Extract all lines from the data beneath that include the word "main".

Provided information
--

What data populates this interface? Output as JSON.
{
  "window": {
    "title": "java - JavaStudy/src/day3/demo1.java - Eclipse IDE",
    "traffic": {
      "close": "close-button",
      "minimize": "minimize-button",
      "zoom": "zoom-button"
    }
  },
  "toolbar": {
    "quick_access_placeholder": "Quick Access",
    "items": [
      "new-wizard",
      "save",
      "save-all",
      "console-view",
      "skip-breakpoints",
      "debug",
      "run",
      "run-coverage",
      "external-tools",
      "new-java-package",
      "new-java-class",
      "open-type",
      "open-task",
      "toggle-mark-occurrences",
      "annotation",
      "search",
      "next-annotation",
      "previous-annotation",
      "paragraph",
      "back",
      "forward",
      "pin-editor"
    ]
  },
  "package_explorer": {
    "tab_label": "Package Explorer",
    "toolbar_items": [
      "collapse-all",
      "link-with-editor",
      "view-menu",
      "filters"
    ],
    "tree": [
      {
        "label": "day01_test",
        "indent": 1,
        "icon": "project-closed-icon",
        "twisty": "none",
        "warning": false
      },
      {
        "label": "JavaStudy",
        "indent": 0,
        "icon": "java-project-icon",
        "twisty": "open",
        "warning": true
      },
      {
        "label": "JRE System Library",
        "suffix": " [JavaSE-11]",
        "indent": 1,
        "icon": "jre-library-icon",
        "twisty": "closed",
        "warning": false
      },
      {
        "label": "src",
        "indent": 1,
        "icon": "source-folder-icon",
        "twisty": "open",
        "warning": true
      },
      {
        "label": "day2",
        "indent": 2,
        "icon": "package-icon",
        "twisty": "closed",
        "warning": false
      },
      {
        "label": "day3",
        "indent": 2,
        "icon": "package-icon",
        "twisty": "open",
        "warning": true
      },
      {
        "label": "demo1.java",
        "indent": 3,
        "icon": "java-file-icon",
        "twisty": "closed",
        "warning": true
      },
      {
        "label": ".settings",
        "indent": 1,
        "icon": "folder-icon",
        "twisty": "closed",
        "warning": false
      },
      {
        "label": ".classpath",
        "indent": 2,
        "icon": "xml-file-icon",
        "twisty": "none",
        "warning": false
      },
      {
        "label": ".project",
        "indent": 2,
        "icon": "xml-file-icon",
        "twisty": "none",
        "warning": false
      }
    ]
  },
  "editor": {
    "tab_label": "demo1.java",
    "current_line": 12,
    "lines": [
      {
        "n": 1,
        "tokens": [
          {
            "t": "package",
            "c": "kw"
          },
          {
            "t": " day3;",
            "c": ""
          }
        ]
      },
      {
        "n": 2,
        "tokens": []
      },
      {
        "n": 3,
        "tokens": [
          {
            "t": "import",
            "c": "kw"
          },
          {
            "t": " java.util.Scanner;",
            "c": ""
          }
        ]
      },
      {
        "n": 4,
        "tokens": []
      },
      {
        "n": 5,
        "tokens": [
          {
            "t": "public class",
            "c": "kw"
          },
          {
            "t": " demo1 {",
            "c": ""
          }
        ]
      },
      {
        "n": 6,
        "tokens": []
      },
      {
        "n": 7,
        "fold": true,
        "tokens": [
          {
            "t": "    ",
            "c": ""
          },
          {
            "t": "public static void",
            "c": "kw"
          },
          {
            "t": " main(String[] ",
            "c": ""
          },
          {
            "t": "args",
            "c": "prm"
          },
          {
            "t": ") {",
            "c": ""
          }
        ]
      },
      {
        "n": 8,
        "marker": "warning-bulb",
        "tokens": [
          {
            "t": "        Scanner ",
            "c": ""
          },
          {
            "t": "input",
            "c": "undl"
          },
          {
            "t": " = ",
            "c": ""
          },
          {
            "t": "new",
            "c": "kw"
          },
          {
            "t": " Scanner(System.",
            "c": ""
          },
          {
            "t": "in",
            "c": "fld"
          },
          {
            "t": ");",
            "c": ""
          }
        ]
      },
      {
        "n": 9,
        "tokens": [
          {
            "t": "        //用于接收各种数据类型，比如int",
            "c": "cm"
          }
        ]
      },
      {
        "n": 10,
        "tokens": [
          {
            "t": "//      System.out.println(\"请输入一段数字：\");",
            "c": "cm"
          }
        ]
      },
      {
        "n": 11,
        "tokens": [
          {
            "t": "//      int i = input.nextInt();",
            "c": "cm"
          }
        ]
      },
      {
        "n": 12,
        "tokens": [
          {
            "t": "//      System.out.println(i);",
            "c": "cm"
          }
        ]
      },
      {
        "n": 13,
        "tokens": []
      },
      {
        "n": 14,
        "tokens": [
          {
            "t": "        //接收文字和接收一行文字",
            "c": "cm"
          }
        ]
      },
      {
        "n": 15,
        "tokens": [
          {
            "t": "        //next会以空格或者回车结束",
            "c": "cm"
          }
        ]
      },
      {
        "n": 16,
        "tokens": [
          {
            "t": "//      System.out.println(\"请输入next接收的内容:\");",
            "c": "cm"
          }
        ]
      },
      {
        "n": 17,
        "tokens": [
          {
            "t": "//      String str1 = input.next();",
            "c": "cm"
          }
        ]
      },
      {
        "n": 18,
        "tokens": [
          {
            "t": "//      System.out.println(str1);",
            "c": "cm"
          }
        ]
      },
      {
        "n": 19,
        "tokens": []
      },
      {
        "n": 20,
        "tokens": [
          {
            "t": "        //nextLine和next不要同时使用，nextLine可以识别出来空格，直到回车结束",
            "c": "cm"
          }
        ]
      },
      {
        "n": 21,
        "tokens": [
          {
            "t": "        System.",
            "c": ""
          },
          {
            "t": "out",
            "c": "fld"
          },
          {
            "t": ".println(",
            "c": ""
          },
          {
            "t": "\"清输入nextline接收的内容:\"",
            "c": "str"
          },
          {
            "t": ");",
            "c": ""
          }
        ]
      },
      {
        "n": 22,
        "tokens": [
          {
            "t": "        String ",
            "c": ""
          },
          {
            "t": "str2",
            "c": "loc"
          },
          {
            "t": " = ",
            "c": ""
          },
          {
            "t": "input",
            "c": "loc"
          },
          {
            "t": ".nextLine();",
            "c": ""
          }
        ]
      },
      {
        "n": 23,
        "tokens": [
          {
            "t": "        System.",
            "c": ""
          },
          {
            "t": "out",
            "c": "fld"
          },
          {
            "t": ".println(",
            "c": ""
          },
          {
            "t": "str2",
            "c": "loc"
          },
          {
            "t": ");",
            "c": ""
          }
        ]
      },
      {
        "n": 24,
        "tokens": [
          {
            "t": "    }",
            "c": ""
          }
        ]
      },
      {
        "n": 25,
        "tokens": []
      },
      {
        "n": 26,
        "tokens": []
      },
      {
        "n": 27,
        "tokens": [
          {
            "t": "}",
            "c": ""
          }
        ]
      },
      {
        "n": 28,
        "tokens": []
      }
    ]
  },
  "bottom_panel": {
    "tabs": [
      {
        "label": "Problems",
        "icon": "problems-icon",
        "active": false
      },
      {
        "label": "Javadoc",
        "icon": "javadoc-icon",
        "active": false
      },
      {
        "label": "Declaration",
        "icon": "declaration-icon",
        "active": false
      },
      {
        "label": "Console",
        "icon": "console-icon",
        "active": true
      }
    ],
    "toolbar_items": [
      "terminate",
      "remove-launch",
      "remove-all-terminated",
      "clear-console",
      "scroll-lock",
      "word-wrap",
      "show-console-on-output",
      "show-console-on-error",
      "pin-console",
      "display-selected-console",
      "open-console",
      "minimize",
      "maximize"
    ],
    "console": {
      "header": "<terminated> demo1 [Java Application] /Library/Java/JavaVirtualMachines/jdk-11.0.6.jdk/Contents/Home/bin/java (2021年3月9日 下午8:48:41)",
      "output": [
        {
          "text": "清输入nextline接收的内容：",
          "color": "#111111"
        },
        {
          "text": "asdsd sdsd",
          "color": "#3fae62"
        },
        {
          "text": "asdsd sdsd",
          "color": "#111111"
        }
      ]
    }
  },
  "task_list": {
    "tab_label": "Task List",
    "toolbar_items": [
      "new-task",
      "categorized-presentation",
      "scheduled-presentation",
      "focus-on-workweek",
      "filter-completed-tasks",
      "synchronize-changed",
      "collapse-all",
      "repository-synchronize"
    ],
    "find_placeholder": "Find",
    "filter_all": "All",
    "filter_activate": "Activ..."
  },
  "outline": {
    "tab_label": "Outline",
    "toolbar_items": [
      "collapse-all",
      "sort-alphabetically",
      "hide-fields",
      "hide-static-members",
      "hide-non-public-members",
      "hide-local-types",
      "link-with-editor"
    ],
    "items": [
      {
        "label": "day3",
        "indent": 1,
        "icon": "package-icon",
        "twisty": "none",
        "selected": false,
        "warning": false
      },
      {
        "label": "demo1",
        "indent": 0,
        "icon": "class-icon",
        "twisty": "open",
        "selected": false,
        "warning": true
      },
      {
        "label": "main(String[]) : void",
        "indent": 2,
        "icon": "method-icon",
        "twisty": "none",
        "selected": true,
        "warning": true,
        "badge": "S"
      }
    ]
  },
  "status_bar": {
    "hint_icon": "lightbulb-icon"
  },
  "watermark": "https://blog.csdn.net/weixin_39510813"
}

--

Task solution
            "t": " main(String[] ",
        "label": "main(String[]) : void",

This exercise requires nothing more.